Data entries

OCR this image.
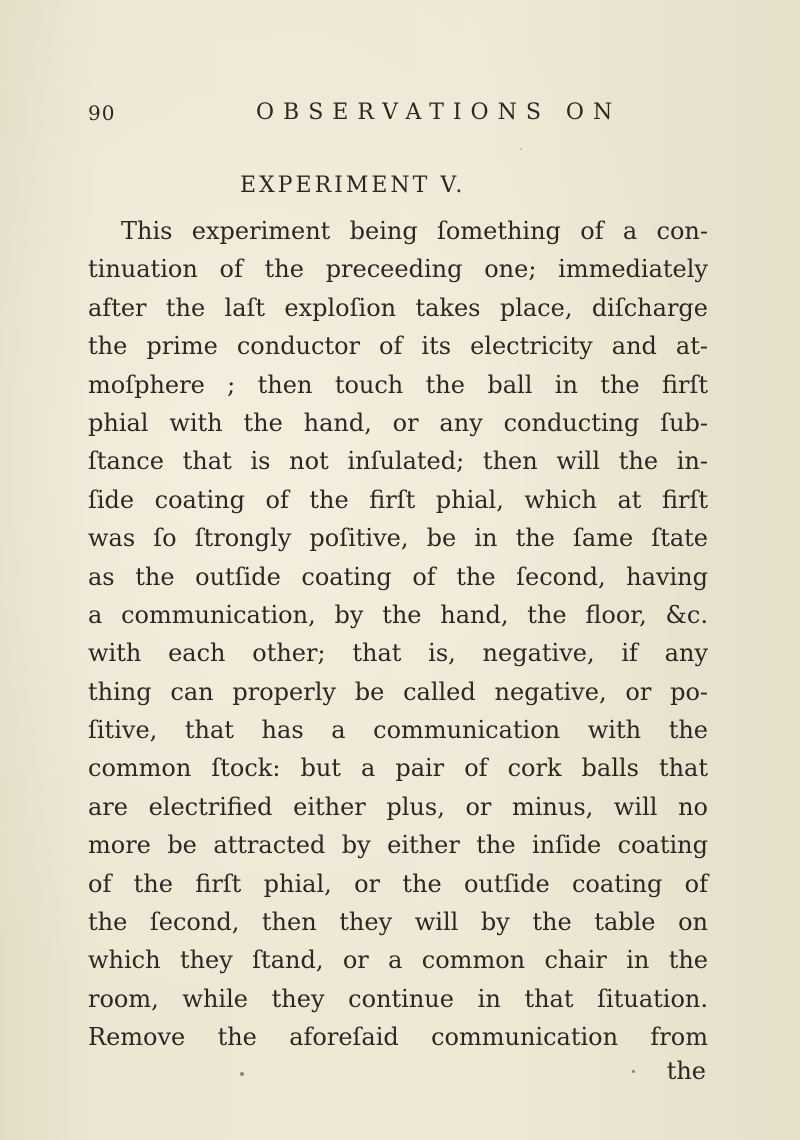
90	OBSERVATIONS ON
EXPERIMENT V.
This experiment being ſomething of a con-
tinuation of the preceeding one; immediately
after the laſt exploſion takes place, diſcharge
the prime conductor of its electricity and at-
moſphere ; then touch the ball in the firſt
phial with the hand, or any conducting ſub-
ſtance that is not inſulated; then will the in-
ſide coating of the firſt phial, which at firſt
was ſo ſtrongly poſitive, be in the ſame ſtate
as the outſide coating of the ſecond, having
a communication, by the hand, the floor, &c.
with each other; that is, negative, if any
thing can properly be called negative, or po-
ſitive, that has a communication with the
common ſtock: but a pair of cork balls that
are electrified either plus, or minus, will no
more be attracted by either the inſide coating
of the firſt phial, or the outſide coating of
the ſecond, then they will by the table on
which they ſtand, or a common chair in the
room, while they continue in that ſituation.
Remove the aforeſaid communication from
the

INSTRUCTIONS TO FOLLOW: Of the lines above, how many contain the word "phial"? Provide the number and nothing else.

FULL OUTPUT: 3